STATED TASK:
Identify each line in the records below that contains the word "参考译文", and copy it.
╭─ RECORDS TO USE
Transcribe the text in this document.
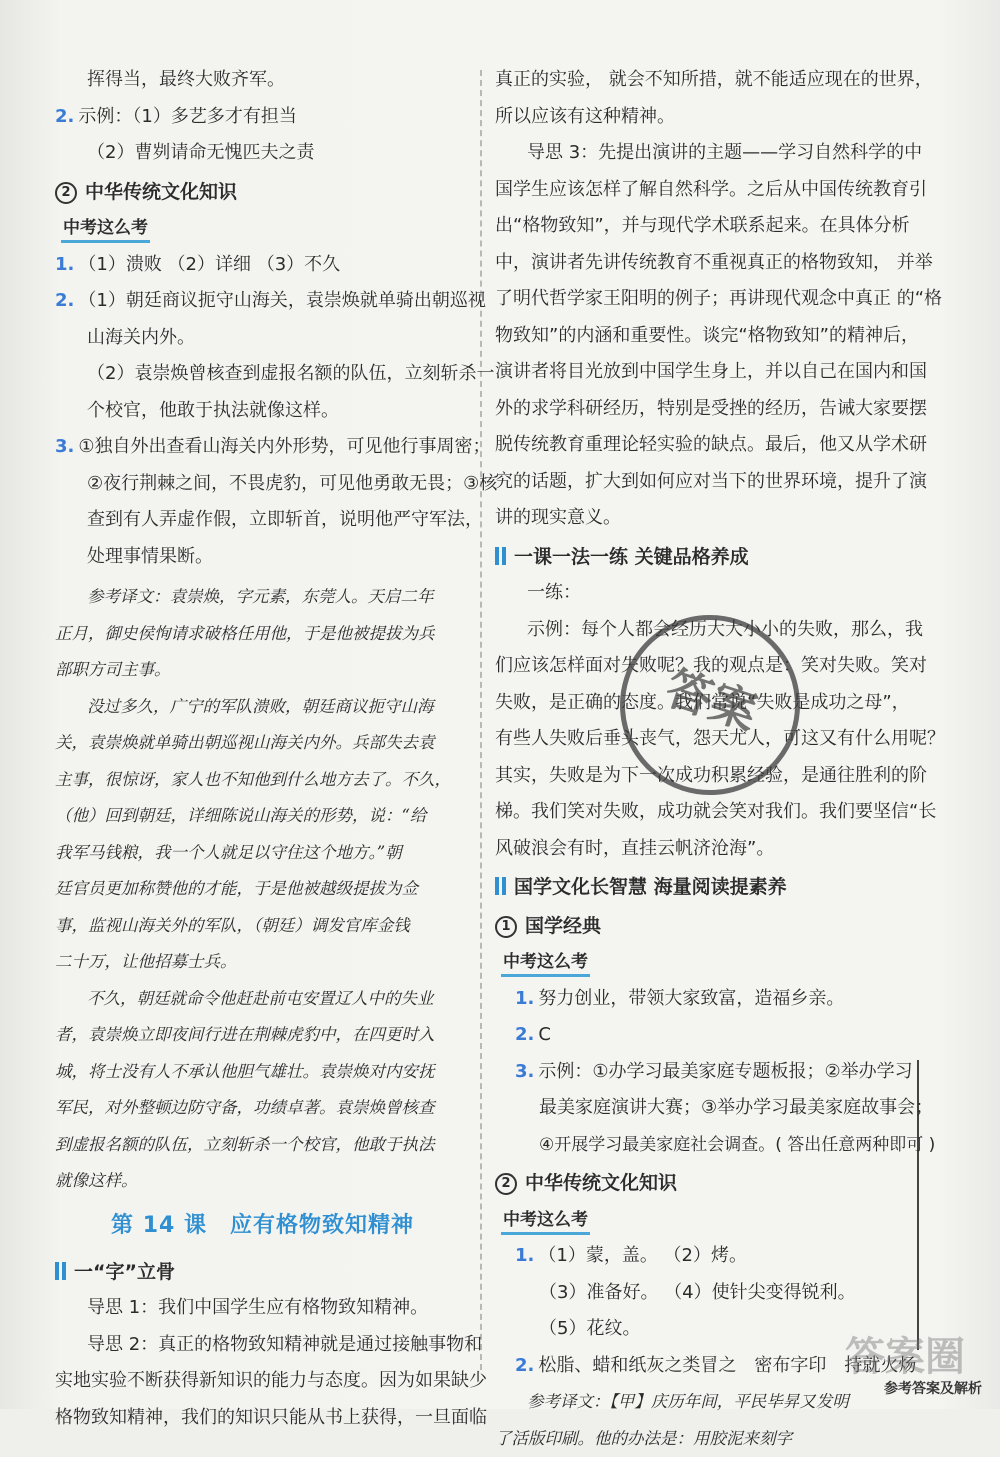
挥得当，最终大败齐军。
2. 示例：（1）多艺多才有担当
（2）曹刿请命无愧匹夫之责
2 中华传统文化知识
中考这么考
1. （1）溃败 （2）详细 （3）不久
2. （1）朝廷商议扼守山海关，袁崇焕就单骑出朝巡视
山海关内外。
（2）袁崇焕曾核查到虚报名额的队伍，立刻斩杀一
个校官，他敢于执法就像这样。
3. ①独自外出查看山海关内外形势，可见他行事周密；
②夜行荆棘之间，不畏虎豹，可见他勇敢无畏；③核
查到有人弄虚作假，立即斩首，说明他严守军法，
处理事情果断。
参考译文：袁崇焕，字元素，东莞人。天启二年
正月，御史侯恂请求破格任用他，于是他被提拔为兵
部职方司主事。
没过多久，广宁的军队溃败，朝廷商议扼守山海
关，袁崇焕就单骑出朝巡视山海关内外。兵部失去袁
主事，很惊讶，家人也不知他到什么地方去了。不久，
（他）回到朝廷，详细陈说山海关的形势，说：“给
我军马钱粮，我一个人就足以守住这个地方。”朝
廷官员更加称赞他的才能，于是他被越级提拔为佥
事，监视山海关外的军队，（朝廷）调发官库金钱
二十万，让他招募士兵。
不久，朝廷就命令他赶赴前屯安置辽人中的失业
者，袁崇焕立即夜间行进在荆棘虎豹中，在四更时入
城，将士没有人不承认他胆气雄壮。袁崇焕对内安抚
军民，对外整顿边防守备，功绩卓著。袁崇焕曾核查
到虚报名额的队伍，立刻斩杀一个校官，他敢于执法
就像这样。
第 14 课　应有格物致知精神
一“字”立骨
导思 1：我们中国学生应有格物致知精神。
导思 2：真正的格物致知精神就是通过接触事物和
实地实验不断获得新知识的能力与态度。因为如果缺少
格物致知精神，我们的知识只能从书上获得，一旦面临
真正的实验， 就会不知所措，就不能适应现在的世界，
所以应该有这种精神。
导思 3：先提出演讲的主题——学习自然科学的中
国学生应该怎样了解自然科学。之后从中国传统教育引
出“格物致知”，并与现代学术联系起来。在具体分析
中，演讲者先讲传统教育不重视真正的格物致知， 并举
了明代哲学家王阳明的例子；再讲现代观念中真正 的“格
物致知”的内涵和重要性。谈完“格物致知”的精神后，
演讲者将目光放到中国学生身上，并以自己在国内和国
外的求学科研经历，特别是受挫的经历，告诫大家要摆
脱传统教育重理论轻实验的缺点。最后，他又从学术研
究的话题，扩大到如何应对当下的世界环境，提升了演
讲的现实意义。
一课一法一练 关键品格养成
一练：
示例：每个人都会经历大大小小的失败，那么，我
们应该怎样面对失败呢？我的观点是：笑对失败。笑对
失败，是正确的态度。我们常说“失败是成功之母”，
有些人失败后垂头丧气，怨天尤人，可这又有什么用呢？
其实，失败是为下一次成功积累经验，是通往胜利的阶
梯。我们笑对失败，成功就会笑对我们。我们要坚信“长
风破浪会有时，直挂云帆济沧海”。
国学文化长智慧 海量阅读提素养
1 国学经典
中考这么考
1. 努力创业，带领大家致富，造福乡亲。
2. C
3. 示例：①办学习最美家庭专题板报；②举办学习
最美家庭演讲大赛；③举办学习最美家庭故事会；
④开展学习最美家庭社会调查。( 答出任意两种即可 )
2 中华传统文化知识
中考这么考
1. （1）蒙，盖。 （2）烤。
（3）准备好。 （4）使针尖变得锐利。
（5）花纹。
2. 松脂、蜡和纸灰之类冒之　密布字印　持就火炀
参考译文：【甲】庆历年间，平民毕昇又发明
了活版印刷。他的办法是：用胶泥来刻字
答案
答案圈
参考答案及解析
╰─
COMPLETE RESPONSE:
参考译文：袁崇焕，字元素，东莞人。天启二年
参考译文：【甲】庆历年间，平民毕昇又发明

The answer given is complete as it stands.